**Written instruction:**
Below is a set of records; restate each one word for word.

**A run of records:**
* * * * * * *

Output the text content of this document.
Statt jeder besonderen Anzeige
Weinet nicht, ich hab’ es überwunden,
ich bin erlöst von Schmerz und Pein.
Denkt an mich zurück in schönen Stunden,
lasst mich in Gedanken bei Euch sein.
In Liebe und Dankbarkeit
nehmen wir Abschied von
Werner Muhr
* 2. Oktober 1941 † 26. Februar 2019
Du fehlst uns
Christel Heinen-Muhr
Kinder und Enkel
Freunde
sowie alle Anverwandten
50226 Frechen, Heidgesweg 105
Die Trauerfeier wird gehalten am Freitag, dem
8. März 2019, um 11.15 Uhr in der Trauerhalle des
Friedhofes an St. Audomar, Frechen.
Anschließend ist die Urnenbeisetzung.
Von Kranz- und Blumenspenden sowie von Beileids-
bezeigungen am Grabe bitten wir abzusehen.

* * * * * * *

**Completed exercise:**
Output the text content of this document.
Statt jeder besonderen Anzeige
Weinet nicht, ich hab’ es überwunden,
ich bin erlöst von Schmerz und Pein.
Denkt an mich zurück in schönen Stunden,
lasst mich in Gedanken bei Euch sein.
In Liebe und Dankbarkeit
nehmen wir Abschied von
Werner Muhr
* 2. Oktober 1941 † 26. Februar 2019
Du fehlst uns
Christel Heinen-Muhr
Kinder und Enkel
Freunde
sowie alle Anverwandten
50226 Frechen, Heidgesweg 105
Die Trauerfeier wird gehalten am Freitag, dem
8. März 2019, um 11.15 Uhr in der Trauerhalle des
Friedhofes an St. Audomar, Frechen.
Anschließend ist die Urnenbeisetzung.
Von Kranz- und Blumenspenden sowie von Beileids-
bezeigungen am Grabe bitten wir abzusehen.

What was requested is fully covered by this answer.